From the data below, pick out and copy every line that contains the string "Организация". Case counts when matching.

Stored dataset items:
□ □ □ □
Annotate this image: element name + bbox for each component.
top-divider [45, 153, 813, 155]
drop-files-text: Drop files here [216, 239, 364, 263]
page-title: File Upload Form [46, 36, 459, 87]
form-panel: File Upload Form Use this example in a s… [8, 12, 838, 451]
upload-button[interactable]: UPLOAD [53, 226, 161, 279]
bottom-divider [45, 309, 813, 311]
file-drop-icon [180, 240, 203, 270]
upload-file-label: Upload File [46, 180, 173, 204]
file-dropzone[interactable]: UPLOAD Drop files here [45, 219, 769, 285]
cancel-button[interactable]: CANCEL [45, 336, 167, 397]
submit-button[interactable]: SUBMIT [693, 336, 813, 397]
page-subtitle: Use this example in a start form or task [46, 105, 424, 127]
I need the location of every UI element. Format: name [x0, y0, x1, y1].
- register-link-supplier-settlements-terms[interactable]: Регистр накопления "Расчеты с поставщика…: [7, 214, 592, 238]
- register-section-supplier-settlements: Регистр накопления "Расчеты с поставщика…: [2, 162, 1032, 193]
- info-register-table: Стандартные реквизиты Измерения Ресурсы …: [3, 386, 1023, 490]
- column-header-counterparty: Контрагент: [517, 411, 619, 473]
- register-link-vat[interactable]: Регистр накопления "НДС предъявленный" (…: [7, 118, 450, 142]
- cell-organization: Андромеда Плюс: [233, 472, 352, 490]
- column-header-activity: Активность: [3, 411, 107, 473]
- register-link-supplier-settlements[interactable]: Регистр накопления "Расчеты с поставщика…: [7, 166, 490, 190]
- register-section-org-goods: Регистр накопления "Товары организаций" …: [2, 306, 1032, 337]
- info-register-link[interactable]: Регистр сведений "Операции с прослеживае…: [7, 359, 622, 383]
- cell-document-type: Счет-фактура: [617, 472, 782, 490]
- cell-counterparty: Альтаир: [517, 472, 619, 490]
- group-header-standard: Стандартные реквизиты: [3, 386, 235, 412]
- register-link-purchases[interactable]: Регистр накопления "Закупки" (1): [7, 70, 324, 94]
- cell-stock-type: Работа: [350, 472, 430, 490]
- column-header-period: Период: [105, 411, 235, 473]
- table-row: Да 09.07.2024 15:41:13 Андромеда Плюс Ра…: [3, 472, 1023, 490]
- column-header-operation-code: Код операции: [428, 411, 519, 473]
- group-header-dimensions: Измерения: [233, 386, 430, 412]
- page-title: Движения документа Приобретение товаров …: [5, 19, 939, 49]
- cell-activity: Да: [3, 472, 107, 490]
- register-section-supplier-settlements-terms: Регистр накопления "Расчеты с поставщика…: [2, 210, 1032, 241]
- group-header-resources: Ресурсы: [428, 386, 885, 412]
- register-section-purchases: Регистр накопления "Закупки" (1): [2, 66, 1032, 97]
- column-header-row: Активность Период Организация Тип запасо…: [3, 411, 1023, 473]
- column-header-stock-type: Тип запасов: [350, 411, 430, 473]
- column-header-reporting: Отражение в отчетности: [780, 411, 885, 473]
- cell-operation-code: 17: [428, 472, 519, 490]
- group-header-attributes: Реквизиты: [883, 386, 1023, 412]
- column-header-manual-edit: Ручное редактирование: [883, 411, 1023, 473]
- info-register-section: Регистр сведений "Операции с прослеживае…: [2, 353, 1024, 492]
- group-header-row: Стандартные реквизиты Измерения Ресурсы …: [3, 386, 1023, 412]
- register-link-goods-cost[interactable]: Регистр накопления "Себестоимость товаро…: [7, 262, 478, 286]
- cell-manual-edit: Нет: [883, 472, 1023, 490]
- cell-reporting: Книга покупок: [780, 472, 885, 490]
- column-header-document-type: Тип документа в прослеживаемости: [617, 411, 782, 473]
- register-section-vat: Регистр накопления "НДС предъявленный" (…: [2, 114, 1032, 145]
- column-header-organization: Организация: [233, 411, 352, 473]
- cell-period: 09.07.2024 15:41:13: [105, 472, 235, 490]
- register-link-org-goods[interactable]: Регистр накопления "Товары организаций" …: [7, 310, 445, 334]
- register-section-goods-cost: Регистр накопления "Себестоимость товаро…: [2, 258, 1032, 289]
□ □ □ □
▶ [Task answer]
- column-header-row: Активность Период Организация Тип запасо…: [3, 411, 1023, 473]
- column-header-organization: Организация: [233, 411, 352, 473]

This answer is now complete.